Information supplied »
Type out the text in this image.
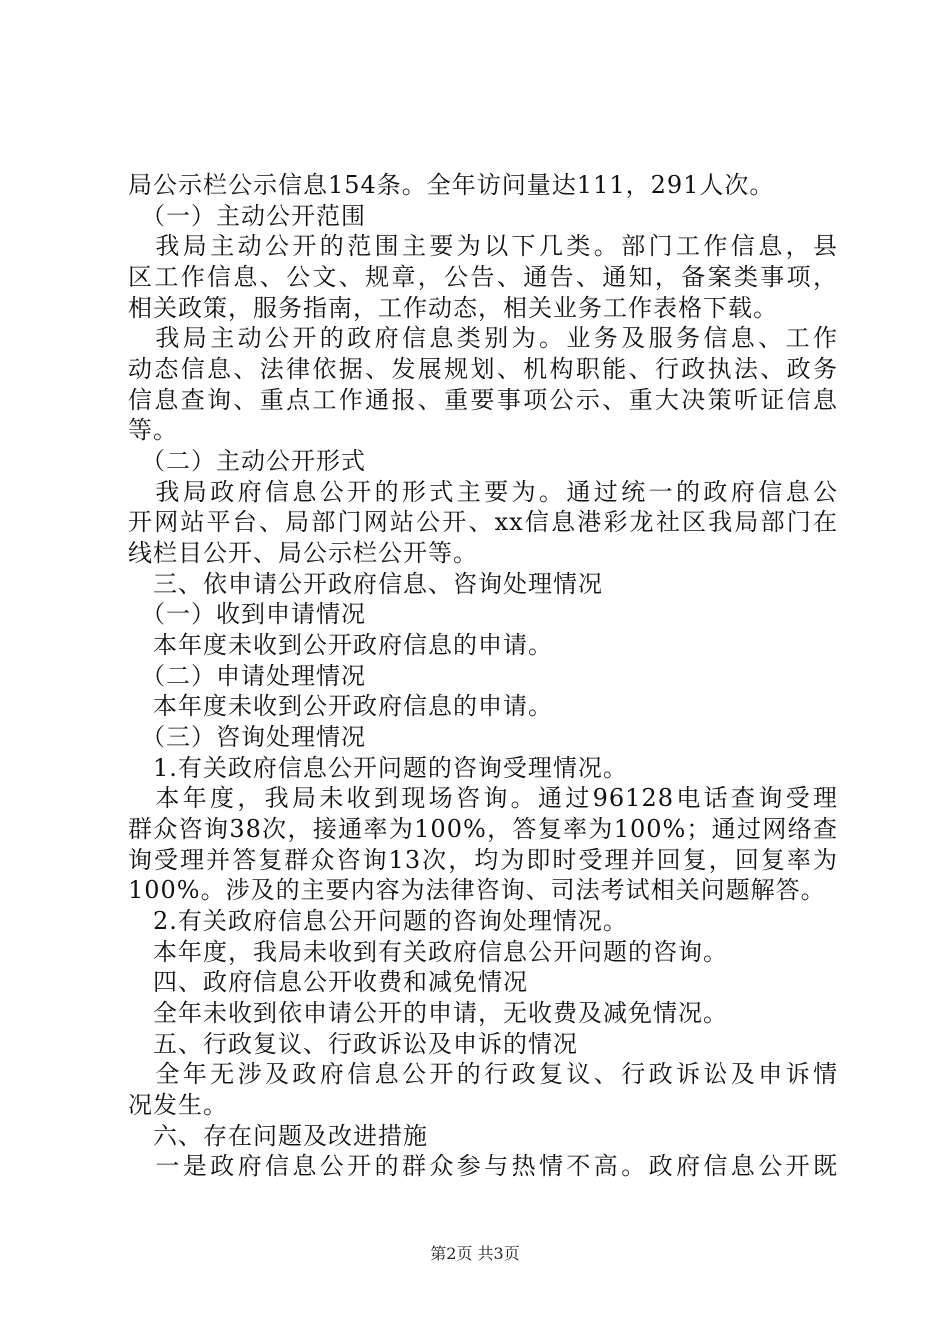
局公示栏公示信息154条。全年访问量达111，291人次。
　（一）主动公开范围
　我局主动公开的范围主要为以下几类。部门工作信息，县
区工作信息、公文、规章，公告、通告、通知，备案类事项，
相关政策，服务指南，工作动态，相关业务工作表格下载。
　我局主动公开的政府信息类别为。业务及服务信息、工作
动态信息、法律依据、发展规划、机构职能、行政执法、政务
信息查询、重点工作通报、重要事项公示、重大决策听证信息
等。
　（二）主动公开形式
　我局政府信息公开的形式主要为。通过统一的政府信息公
开网站平台、局部门网站公开、xx信息港彩龙社区我局部门在
线栏目公开、局公示栏公开等。
　三、依申请公开政府信息、咨询处理情况
　（一）收到申请情况
　本年度未收到公开政府信息的申请。
　（二）申请处理情况
　本年度未收到公开政府信息的申请。
　（三）咨询处理情况
　1.有关政府信息公开问题的咨询受理情况。
　本年度，我局未收到现场咨询。通过96128电话查询受理
群众咨询38次，接通率为100%，答复率为100%；通过网络查
询受理并答复群众咨询13次，均为即时受理并回复，回复率为
100%。涉及的主要内容为法律咨询、司法考试相关问题解答。
　2.有关政府信息公开问题的咨询处理情况。
　本年度，我局未收到有关政府信息公开问题的咨询。
　四、政府信息公开收费和减免情况
　全年未收到依申请公开的申请，无收费及减免情况。
　五、行政复议、行政诉讼及申诉的情况
　全年无涉及政府信息公开的行政复议、行政诉讼及申诉情
况发生。
　六、存在问题及改进措施
　一是政府信息公开的群众参与热情不高。政府信息公开既
第2页 共3页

Set problem » Are you able to set down all the lines above exactly, without any pictures?

Response for this exercise »
Type out the text in this image.
局公示栏公示信息154条。全年访问量达111，291人次。
　（一）主动公开范围
　我局主动公开的范围主要为以下几类。部门工作信息，县
区工作信息、公文、规章，公告、通告、通知，备案类事项，
相关政策，服务指南，工作动态，相关业务工作表格下载。
　我局主动公开的政府信息类别为。业务及服务信息、工作
动态信息、法律依据、发展规划、机构职能、行政执法、政务
信息查询、重点工作通报、重要事项公示、重大决策听证信息
等。
　（二）主动公开形式
　我局政府信息公开的形式主要为。通过统一的政府信息公
开网站平台、局部门网站公开、xx信息港彩龙社区我局部门在
线栏目公开、局公示栏公开等。
　三、依申请公开政府信息、咨询处理情况
　（一）收到申请情况
　本年度未收到公开政府信息的申请。
　（二）申请处理情况
　本年度未收到公开政府信息的申请。
　（三）咨询处理情况
　1.有关政府信息公开问题的咨询受理情况。
　本年度，我局未收到现场咨询。通过96128电话查询受理
群众咨询38次，接通率为100%，答复率为100%；通过网络查
询受理并答复群众咨询13次，均为即时受理并回复，回复率为
100%。涉及的主要内容为法律咨询、司法考试相关问题解答。
　2.有关政府信息公开问题的咨询处理情况。
　本年度，我局未收到有关政府信息公开问题的咨询。
　四、政府信息公开收费和减免情况
　全年未收到依申请公开的申请，无收费及减免情况。
　五、行政复议、行政诉讼及申诉的情况
　全年无涉及政府信息公开的行政复议、行政诉讼及申诉情
况发生。
　六、存在问题及改进措施
　一是政府信息公开的群众参与热情不高。政府信息公开既
第2页 共3页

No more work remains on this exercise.